## WHAT THE TASK REQUIRES
From the entries that follow, extract each line holding the string "this".

## THE RECORDS
━━━━━━━━━━

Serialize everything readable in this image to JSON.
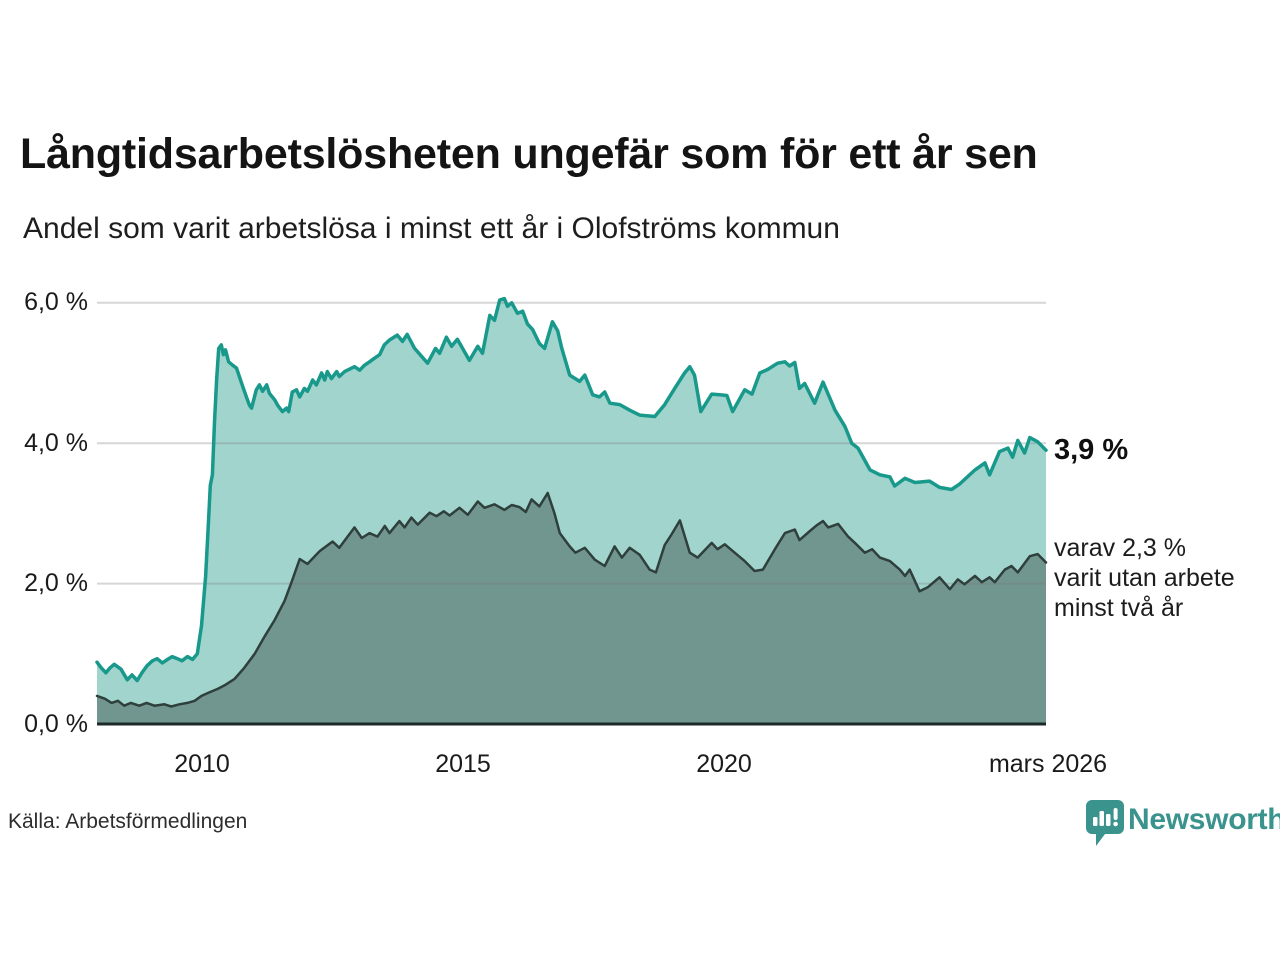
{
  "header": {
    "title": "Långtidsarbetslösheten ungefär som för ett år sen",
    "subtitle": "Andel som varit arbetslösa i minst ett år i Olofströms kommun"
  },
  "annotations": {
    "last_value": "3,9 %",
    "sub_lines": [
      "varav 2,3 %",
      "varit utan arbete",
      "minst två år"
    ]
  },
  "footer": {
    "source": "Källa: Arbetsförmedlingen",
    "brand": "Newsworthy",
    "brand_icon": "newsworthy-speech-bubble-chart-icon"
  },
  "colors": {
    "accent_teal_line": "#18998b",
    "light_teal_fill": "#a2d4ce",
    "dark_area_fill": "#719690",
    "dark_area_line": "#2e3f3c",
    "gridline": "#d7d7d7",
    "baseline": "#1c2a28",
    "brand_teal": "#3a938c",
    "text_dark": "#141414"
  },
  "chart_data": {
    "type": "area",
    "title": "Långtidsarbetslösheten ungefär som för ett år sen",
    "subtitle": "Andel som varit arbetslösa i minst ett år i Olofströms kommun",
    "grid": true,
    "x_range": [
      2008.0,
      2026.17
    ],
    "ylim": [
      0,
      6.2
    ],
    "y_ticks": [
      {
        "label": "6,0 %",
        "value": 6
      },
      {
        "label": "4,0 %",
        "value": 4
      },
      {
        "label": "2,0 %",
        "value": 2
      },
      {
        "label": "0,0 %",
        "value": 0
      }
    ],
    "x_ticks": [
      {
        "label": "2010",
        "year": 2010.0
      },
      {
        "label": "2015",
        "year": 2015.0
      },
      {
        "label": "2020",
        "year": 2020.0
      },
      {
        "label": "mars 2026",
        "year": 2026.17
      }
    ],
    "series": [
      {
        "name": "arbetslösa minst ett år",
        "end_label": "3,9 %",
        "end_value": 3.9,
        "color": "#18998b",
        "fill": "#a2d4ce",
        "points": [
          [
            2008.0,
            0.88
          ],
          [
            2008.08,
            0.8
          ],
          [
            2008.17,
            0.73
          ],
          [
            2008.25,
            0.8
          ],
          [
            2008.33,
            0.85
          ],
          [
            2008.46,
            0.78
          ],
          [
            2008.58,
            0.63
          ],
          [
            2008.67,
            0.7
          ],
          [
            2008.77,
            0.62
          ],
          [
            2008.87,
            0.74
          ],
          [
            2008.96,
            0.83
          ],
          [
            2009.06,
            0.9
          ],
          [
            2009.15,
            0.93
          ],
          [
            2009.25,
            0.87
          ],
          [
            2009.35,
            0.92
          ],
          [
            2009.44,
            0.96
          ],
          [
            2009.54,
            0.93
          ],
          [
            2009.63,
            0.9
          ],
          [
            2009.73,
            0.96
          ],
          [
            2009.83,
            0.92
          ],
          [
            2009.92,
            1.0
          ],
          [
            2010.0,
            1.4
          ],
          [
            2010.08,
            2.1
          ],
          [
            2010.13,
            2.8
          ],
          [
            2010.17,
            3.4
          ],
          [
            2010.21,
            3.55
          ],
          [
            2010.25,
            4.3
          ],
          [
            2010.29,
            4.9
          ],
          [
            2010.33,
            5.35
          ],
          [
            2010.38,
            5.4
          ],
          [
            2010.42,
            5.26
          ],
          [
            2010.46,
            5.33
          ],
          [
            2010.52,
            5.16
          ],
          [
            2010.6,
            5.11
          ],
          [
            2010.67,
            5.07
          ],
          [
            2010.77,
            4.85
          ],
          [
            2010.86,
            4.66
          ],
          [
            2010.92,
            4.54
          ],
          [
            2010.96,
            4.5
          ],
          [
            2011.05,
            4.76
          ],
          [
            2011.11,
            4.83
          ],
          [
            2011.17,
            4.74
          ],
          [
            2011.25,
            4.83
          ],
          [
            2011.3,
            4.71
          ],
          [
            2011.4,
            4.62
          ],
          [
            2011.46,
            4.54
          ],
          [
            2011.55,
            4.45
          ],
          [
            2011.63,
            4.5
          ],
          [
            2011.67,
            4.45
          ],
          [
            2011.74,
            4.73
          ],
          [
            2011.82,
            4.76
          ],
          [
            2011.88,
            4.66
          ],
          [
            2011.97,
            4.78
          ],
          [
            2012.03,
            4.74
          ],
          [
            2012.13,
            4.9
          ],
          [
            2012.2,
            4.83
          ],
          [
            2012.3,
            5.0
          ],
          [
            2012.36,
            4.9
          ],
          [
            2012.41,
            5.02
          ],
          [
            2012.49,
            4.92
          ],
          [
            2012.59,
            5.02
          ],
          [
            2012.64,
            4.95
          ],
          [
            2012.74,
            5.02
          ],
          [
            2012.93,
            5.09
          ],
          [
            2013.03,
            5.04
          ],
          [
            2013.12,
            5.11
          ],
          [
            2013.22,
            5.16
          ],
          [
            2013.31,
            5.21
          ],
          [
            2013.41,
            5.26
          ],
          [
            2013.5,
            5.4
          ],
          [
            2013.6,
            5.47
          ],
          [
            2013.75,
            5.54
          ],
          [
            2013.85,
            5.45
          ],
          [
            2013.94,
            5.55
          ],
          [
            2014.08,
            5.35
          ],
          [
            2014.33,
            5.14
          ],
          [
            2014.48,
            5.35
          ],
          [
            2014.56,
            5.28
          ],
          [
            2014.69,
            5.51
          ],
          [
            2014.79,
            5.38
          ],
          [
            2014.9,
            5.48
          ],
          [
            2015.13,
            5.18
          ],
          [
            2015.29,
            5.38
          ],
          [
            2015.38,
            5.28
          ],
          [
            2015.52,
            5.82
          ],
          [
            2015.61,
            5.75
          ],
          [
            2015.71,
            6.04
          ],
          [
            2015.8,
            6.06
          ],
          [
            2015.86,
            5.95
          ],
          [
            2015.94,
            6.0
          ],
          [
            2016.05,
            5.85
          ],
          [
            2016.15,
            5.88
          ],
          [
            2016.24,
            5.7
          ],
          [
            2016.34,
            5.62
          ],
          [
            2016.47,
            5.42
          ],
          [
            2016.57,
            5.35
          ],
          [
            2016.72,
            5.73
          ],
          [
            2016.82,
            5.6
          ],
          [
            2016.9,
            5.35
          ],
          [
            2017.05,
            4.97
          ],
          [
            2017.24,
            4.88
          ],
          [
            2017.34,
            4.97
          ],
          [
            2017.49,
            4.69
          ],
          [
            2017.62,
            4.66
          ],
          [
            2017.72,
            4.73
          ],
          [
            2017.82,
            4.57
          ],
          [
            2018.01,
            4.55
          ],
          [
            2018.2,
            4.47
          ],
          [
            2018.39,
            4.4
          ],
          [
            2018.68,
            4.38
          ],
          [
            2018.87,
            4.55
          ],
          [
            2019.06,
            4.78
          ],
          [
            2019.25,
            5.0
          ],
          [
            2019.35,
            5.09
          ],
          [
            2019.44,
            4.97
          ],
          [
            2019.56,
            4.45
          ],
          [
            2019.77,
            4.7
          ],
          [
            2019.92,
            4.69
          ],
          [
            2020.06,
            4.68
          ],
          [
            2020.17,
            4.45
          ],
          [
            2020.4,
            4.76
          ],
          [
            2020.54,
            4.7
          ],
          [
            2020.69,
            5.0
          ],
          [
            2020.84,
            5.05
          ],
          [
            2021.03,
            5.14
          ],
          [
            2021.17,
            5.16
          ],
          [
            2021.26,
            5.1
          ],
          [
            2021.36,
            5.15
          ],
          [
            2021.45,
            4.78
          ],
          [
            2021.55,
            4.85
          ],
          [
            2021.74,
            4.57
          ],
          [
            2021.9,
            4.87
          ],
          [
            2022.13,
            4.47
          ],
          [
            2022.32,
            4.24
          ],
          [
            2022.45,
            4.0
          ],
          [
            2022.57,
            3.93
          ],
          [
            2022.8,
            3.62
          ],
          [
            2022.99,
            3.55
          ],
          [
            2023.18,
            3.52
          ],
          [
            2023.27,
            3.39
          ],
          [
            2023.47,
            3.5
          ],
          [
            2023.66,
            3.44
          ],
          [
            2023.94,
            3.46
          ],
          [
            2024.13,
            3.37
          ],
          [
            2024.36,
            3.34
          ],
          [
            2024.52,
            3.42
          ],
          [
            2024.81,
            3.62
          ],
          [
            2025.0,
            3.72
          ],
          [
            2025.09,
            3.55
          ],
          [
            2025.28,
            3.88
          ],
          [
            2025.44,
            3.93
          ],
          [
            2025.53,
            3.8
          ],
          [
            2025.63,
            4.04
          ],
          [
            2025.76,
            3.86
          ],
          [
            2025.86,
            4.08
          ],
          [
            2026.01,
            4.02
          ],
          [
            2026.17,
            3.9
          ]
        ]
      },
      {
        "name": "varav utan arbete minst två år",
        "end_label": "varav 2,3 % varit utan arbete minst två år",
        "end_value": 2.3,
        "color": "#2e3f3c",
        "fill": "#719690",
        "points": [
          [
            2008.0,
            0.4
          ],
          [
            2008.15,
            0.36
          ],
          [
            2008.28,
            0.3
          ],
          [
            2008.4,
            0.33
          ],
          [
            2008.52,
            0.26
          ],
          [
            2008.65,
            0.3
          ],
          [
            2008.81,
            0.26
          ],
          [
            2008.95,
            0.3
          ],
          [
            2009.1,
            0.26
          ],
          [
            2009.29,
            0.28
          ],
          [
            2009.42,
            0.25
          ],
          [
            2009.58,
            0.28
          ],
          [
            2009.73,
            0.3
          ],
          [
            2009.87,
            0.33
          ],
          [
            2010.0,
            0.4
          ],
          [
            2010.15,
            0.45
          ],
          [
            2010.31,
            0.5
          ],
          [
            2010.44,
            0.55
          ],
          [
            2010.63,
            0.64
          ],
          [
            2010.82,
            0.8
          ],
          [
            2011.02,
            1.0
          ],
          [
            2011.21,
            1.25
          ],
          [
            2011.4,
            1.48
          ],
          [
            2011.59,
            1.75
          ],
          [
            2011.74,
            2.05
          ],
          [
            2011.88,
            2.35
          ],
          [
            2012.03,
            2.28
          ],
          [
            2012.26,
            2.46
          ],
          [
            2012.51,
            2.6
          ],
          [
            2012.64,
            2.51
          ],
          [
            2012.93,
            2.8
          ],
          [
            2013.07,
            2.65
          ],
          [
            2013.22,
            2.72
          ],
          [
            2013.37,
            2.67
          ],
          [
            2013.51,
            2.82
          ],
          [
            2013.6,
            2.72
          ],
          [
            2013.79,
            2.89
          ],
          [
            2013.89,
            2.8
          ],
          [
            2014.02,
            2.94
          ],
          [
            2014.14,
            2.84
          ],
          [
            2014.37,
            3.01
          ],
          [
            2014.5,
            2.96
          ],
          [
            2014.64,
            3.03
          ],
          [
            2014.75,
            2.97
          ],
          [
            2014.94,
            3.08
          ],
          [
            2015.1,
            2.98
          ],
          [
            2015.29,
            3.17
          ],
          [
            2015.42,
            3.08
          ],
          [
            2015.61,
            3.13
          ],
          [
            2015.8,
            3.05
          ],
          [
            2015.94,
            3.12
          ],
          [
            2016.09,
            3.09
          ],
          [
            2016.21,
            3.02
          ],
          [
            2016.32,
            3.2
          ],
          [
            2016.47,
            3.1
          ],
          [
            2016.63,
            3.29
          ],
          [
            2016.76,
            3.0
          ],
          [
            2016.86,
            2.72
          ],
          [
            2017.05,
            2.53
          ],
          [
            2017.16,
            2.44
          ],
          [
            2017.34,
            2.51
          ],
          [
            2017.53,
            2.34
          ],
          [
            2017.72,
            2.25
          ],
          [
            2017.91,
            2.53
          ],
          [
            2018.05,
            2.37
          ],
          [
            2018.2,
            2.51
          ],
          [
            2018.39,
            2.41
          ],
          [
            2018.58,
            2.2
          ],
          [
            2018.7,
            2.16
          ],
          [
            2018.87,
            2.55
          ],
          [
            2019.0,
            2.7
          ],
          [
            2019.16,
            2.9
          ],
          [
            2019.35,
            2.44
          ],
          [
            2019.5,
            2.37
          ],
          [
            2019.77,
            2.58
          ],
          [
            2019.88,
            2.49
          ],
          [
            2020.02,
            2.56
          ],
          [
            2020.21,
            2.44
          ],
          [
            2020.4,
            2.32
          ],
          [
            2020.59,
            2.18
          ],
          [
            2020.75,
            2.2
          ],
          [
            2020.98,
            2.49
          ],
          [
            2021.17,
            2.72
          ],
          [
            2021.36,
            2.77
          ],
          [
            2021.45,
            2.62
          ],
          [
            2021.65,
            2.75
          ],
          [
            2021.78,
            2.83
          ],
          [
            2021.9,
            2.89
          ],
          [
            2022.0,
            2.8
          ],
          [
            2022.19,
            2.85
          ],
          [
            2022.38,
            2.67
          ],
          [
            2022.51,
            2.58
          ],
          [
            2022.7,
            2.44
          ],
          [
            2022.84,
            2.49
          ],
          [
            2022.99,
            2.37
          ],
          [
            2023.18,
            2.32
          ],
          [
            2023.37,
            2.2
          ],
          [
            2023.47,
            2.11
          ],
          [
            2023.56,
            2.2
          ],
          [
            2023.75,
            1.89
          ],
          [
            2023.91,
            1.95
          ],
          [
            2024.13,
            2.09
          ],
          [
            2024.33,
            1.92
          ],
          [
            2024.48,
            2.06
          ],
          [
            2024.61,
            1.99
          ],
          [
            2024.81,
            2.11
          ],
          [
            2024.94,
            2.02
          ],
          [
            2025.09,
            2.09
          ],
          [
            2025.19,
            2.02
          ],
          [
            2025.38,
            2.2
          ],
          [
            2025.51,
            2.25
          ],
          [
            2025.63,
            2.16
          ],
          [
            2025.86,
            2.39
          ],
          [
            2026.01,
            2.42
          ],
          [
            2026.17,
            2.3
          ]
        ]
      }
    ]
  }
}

━━━━━━━━━━

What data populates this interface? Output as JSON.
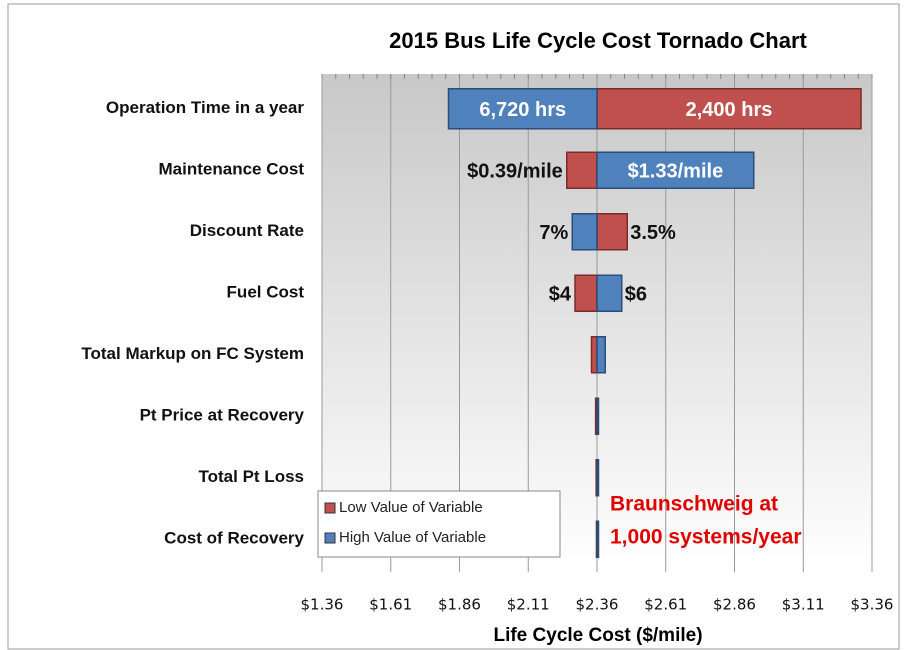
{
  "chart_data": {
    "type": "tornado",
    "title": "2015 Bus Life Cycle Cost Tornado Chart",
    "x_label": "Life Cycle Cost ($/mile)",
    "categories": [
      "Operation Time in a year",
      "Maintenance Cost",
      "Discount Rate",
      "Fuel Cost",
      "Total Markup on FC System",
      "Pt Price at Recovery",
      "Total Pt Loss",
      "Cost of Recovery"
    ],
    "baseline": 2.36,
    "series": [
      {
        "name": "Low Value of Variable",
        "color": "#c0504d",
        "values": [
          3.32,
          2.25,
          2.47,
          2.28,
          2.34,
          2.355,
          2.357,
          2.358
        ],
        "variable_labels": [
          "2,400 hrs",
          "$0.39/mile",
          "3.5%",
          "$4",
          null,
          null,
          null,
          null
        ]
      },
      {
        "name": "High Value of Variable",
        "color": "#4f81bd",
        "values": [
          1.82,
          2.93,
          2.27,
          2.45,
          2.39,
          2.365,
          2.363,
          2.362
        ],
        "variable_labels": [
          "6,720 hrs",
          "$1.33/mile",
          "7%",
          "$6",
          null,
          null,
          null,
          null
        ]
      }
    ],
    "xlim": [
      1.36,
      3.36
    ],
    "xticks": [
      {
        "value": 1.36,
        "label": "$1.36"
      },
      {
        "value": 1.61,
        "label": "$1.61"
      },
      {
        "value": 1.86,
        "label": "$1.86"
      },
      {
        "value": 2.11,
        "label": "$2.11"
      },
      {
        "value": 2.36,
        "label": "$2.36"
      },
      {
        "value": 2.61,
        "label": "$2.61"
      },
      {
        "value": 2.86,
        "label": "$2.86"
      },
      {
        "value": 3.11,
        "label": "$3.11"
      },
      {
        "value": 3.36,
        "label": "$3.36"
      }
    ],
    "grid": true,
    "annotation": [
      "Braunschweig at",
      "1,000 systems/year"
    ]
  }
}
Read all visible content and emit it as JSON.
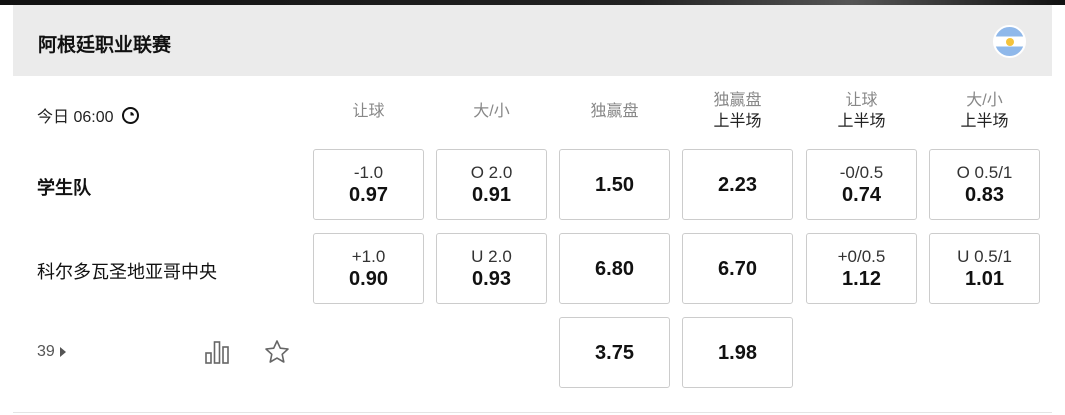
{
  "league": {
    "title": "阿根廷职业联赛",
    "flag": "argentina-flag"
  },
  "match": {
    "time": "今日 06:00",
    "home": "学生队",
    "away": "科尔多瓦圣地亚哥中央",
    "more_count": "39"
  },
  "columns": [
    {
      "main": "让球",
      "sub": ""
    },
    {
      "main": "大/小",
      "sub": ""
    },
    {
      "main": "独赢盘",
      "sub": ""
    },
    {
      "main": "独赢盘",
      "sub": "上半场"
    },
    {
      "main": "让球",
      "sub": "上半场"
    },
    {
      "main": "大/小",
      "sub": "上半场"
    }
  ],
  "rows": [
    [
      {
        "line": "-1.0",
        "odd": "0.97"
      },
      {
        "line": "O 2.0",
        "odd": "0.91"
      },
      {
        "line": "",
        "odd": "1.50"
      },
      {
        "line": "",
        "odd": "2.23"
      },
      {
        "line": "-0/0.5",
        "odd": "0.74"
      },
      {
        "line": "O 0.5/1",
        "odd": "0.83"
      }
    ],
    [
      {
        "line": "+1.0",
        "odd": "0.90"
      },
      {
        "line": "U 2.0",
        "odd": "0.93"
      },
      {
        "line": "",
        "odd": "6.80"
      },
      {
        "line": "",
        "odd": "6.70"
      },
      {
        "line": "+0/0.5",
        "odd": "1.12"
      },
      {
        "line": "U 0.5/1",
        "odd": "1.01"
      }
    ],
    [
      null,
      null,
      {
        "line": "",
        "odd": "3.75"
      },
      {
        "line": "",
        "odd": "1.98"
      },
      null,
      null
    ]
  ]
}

━━━━━━━━━━

## EXERCISE SOLUTION
Serialize everything readable in this image to JSON.
What data populates this interface? Output as JSON.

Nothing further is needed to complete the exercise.